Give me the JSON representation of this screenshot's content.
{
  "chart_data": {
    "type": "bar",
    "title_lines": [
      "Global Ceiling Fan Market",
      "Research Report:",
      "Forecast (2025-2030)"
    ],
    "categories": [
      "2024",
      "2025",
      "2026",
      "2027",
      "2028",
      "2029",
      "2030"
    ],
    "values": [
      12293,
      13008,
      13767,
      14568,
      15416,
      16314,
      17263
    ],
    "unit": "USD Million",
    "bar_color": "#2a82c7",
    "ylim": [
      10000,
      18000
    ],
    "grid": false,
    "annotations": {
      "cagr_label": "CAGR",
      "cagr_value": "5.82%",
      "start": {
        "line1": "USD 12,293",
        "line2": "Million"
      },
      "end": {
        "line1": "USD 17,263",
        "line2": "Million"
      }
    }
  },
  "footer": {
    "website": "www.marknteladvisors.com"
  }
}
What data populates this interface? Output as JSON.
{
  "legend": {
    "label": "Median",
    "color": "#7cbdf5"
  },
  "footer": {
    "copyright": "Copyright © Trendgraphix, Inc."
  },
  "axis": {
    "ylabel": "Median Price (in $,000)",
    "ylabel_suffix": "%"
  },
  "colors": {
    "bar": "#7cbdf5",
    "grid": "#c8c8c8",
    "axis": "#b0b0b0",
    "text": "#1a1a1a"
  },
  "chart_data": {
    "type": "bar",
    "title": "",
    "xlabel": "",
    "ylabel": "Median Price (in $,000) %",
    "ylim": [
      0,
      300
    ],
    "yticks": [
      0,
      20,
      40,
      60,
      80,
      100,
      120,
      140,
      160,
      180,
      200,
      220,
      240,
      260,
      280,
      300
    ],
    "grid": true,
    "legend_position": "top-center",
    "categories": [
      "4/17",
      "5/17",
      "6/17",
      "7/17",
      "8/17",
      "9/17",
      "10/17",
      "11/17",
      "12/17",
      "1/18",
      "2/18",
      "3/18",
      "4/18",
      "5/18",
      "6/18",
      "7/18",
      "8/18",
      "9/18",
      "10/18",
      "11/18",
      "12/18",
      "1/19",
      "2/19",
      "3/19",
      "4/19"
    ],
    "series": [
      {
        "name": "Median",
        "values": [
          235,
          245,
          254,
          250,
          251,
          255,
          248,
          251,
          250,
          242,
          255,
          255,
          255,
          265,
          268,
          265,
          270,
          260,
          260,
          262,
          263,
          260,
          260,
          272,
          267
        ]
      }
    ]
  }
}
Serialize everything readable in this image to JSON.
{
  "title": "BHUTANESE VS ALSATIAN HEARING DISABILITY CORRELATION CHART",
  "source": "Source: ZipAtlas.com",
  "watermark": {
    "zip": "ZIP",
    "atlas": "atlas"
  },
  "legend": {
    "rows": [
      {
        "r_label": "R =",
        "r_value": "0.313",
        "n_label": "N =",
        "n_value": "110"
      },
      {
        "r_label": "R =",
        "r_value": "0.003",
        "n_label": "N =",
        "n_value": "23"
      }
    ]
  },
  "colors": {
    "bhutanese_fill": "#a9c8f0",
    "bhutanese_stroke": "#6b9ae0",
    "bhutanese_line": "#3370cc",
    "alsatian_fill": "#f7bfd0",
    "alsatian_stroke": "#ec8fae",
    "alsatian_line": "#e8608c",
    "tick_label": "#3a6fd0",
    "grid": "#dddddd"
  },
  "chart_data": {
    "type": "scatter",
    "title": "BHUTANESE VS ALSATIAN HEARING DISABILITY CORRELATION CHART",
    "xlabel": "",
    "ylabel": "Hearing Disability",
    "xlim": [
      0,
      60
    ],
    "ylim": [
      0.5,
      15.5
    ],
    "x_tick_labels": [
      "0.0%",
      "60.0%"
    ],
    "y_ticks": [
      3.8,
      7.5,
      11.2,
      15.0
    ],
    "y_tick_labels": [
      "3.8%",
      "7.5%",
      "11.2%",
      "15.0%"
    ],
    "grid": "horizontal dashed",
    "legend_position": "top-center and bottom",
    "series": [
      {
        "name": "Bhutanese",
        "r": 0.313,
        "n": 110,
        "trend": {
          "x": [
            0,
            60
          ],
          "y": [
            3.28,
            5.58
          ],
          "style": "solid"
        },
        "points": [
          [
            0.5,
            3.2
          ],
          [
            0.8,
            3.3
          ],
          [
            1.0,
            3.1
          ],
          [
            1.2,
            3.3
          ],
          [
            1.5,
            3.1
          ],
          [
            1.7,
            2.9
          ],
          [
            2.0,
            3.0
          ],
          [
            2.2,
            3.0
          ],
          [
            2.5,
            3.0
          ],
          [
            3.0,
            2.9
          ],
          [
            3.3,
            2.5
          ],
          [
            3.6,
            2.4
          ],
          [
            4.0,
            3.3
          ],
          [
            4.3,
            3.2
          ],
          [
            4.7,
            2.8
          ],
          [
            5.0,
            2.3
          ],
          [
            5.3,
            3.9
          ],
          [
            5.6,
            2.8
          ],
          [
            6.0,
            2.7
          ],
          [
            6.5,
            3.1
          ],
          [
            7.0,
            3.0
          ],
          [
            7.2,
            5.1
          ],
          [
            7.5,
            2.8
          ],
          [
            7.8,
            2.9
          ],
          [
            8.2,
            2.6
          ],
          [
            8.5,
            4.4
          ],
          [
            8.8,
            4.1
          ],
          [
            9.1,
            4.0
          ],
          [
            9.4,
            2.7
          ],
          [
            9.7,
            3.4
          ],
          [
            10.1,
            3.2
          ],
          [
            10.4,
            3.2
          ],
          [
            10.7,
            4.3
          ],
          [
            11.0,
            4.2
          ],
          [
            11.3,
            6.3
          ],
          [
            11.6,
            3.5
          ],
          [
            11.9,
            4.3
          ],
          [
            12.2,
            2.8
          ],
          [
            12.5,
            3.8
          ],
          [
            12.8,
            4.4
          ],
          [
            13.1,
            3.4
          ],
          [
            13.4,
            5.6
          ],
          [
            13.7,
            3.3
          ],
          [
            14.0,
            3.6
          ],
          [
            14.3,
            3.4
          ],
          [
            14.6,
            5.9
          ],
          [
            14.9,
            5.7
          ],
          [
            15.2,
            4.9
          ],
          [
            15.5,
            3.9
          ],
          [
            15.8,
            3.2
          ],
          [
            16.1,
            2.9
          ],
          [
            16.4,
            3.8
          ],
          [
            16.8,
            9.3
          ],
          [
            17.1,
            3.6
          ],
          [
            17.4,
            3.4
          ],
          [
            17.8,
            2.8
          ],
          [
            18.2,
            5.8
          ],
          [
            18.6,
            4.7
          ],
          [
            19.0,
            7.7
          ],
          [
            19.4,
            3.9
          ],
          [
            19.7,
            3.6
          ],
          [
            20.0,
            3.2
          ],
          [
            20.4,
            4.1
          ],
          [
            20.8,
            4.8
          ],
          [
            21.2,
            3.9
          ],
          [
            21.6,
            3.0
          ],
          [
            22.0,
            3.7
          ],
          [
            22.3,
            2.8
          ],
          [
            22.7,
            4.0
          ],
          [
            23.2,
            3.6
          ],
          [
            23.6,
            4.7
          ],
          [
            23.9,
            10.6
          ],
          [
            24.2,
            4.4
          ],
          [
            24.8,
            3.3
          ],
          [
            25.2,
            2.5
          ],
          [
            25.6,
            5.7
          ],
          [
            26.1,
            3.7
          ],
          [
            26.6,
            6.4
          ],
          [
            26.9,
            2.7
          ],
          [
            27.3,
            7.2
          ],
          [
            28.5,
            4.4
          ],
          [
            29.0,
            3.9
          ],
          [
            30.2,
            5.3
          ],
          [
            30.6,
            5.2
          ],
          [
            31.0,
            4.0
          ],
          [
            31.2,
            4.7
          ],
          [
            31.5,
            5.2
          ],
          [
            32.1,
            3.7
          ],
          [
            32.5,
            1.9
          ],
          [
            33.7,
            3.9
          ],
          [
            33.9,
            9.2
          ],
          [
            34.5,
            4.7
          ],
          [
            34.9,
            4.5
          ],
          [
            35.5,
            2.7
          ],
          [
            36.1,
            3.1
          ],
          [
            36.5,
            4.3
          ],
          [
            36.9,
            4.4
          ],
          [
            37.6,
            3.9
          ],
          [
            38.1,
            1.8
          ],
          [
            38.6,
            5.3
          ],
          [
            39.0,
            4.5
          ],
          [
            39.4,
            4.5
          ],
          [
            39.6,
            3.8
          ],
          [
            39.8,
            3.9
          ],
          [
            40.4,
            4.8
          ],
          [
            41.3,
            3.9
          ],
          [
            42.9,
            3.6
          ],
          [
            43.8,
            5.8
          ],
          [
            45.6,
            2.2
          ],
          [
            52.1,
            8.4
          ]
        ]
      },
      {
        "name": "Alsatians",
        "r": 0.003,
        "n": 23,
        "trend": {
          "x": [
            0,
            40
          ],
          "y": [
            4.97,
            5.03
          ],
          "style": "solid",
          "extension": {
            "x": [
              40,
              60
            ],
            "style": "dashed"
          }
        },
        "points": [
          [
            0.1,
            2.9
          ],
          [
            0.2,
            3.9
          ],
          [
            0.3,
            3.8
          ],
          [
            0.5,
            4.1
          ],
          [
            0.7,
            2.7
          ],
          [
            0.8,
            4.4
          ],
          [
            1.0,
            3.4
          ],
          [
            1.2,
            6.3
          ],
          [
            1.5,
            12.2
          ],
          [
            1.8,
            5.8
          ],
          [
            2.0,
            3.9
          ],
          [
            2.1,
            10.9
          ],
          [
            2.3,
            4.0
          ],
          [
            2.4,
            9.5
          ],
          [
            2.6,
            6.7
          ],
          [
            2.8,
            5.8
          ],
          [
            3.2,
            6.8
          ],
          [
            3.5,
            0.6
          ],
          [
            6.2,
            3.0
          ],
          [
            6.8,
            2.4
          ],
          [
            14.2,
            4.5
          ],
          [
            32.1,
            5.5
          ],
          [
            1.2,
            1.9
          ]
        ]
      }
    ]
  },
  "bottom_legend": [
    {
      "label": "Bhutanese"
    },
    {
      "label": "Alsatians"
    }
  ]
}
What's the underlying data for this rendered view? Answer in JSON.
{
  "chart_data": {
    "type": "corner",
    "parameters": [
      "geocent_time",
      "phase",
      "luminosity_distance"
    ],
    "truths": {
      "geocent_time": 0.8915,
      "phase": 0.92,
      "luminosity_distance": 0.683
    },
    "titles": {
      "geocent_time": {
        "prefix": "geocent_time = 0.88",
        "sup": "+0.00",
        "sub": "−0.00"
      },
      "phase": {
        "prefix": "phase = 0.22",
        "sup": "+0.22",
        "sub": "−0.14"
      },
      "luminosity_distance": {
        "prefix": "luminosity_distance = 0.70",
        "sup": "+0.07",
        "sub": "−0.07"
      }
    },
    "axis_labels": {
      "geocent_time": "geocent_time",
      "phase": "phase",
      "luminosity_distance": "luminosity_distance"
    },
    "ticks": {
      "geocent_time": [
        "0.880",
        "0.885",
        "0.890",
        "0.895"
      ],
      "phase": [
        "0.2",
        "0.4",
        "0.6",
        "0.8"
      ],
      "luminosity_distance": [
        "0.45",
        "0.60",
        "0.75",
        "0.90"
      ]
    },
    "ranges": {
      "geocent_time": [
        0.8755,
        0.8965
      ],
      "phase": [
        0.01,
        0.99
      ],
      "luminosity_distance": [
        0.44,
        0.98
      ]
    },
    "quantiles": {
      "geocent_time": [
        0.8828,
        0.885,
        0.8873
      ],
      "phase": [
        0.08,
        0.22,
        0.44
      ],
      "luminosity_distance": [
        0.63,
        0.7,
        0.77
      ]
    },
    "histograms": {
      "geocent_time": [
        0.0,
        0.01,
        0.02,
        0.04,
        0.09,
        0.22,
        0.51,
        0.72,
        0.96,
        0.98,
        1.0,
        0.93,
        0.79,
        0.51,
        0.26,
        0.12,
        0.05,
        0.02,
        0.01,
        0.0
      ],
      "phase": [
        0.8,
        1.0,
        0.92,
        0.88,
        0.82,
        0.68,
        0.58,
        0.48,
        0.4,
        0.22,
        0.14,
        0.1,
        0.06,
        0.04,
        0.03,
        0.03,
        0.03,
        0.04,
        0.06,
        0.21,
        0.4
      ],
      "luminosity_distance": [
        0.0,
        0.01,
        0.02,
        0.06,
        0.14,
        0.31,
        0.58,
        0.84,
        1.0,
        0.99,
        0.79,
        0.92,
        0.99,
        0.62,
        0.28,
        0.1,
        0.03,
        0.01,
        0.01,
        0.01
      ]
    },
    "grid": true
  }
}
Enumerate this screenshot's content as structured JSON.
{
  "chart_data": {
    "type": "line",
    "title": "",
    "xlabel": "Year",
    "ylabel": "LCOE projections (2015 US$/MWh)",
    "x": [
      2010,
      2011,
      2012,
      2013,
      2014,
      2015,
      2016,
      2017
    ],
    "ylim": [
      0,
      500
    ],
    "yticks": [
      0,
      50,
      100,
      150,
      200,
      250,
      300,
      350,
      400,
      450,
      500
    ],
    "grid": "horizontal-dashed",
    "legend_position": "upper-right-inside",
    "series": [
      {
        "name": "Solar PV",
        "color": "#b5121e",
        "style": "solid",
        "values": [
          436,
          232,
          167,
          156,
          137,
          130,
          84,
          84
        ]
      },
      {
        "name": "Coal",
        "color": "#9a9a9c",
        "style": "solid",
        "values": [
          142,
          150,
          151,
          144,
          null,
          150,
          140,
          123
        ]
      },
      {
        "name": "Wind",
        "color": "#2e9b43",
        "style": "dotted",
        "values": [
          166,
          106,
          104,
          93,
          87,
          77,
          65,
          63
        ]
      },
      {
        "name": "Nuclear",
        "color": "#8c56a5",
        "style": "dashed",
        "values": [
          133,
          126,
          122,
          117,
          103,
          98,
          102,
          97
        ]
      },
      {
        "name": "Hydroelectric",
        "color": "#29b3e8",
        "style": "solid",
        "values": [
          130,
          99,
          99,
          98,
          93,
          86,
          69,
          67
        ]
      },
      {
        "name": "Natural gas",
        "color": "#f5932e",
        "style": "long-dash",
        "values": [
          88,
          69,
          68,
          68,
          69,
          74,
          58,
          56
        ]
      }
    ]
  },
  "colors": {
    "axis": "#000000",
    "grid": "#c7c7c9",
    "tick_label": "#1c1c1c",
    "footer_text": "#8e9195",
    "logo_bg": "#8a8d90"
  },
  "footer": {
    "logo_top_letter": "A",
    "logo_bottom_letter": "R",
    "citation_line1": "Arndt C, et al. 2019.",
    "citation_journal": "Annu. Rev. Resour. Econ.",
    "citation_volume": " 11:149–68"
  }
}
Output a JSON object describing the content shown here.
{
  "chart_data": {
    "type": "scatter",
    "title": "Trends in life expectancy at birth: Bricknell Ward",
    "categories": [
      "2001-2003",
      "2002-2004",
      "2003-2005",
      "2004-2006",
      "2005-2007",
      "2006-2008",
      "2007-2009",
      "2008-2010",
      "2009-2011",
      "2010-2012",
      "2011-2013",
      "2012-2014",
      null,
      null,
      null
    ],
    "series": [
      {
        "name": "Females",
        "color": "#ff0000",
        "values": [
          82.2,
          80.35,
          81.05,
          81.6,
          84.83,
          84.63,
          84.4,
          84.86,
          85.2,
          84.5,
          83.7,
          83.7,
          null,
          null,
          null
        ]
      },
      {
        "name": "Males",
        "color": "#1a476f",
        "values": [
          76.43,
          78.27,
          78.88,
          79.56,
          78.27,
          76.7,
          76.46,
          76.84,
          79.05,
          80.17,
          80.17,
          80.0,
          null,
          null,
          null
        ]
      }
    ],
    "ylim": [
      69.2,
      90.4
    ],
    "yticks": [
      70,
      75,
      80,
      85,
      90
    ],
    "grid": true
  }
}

● ● ● ● ● ● ●

[Your task]
Output exactly the lines from the one containing "Output a JSON" through the last line of the entries, both ends included.

[Result for this exercise]
Output a JSON object describing the content shown here.
{
  "chart_data": {
    "type": "scatter",
    "title": "Trends in life expectancy at birth: Bricknell Ward",
    "categories": [
      "2001-2003",
      "2002-2004",
      "2003-2005",
      "2004-2006",
      "2005-2007",
      "2006-2008",
      "2007-2009",
      "2008-2010",
      "2009-2011",
      "2010-2012",
      "2011-2013",
      "2012-2014",
      null,
      null,
      null
    ],
    "series": [
      {
        "name": "Females",
        "color": "#ff0000",
        "values": [
          82.2,
          80.35,
          81.05,
          81.6,
          84.83,
          84.63,
          84.4,
          84.86,
          85.2,
          84.5,
          83.7,
          83.7,
          null,
          null,
          null
        ]
      },
      {
        "name": "Males",
        "color": "#1a476f",
        "values": [
          76.43,
          78.27,
          78.88,
          79.56,
          78.27,
          76.7,
          76.46,
          76.84,
          79.05,
          80.17,
          80.17,
          80.0,
          null,
          null,
          null
        ]
      }
    ],
    "ylim": [
      69.2,
      90.4
    ],
    "yticks": [
      70,
      75,
      80,
      85,
      90
    ],
    "grid": true
  }
}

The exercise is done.